**What is asked:** Set down each entry exactly as given; pictures should not appear in the copy.

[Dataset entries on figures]
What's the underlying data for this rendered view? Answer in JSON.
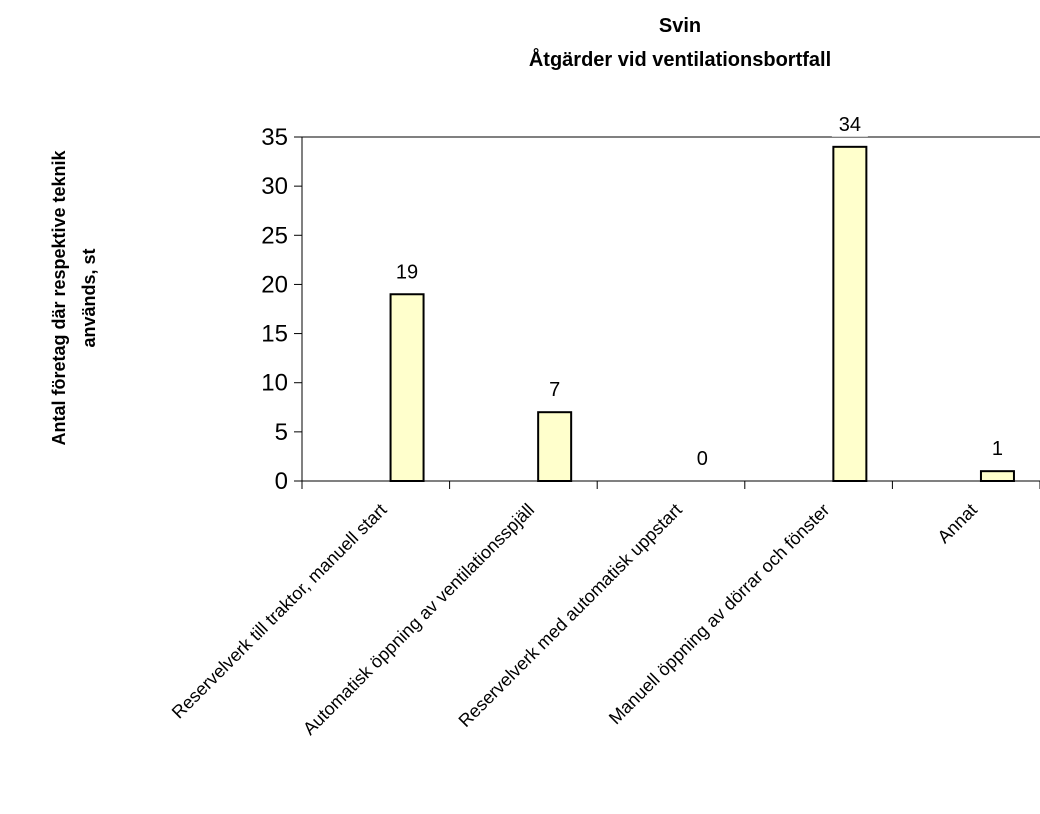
{
  "chart_data": {
    "type": "bar",
    "title": "Svin",
    "subtitle": "Åtgärder vid ventilationsbortfall",
    "ylabel_line1": "Antal företag där respektive teknik",
    "ylabel_line2": "används, st",
    "xlabel": "",
    "categories": [
      "Reservelverk till traktor, manuell start",
      "Automatisk öppning av ventilationsspjäll",
      "Reservelverk med automatisk uppstart",
      "Manuell öppning av dörrar och fönster",
      "Annat"
    ],
    "values": [
      19,
      7,
      0,
      34,
      1
    ],
    "data_labels": [
      "19",
      "7",
      "0",
      "34",
      "1"
    ],
    "ylim": [
      0,
      35
    ],
    "yticks": [
      "0",
      "5",
      "10",
      "15",
      "20",
      "25",
      "30",
      "35"
    ],
    "grid": false,
    "bar_color": "#ffffcc",
    "bar_edge_color": "#000000"
  }
}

**Response for this exercise:**
What's the underlying data for this rendered view? Answer in JSON.
{
  "chart_data": {
    "type": "bar",
    "title": "Svin",
    "subtitle": "Åtgärder vid ventilationsbortfall",
    "ylabel_line1": "Antal företag där respektive teknik",
    "ylabel_line2": "används, st",
    "xlabel": "",
    "categories": [
      "Reservelverk till traktor, manuell start",
      "Automatisk öppning av ventilationsspjäll",
      "Reservelverk med automatisk uppstart",
      "Manuell öppning av dörrar och fönster",
      "Annat"
    ],
    "values": [
      19,
      7,
      0,
      34,
      1
    ],
    "data_labels": [
      "19",
      "7",
      "0",
      "34",
      "1"
    ],
    "ylim": [
      0,
      35
    ],
    "yticks": [
      "0",
      "5",
      "10",
      "15",
      "20",
      "25",
      "30",
      "35"
    ],
    "grid": false,
    "bar_color": "#ffffcc",
    "bar_edge_color": "#000000"
  }
}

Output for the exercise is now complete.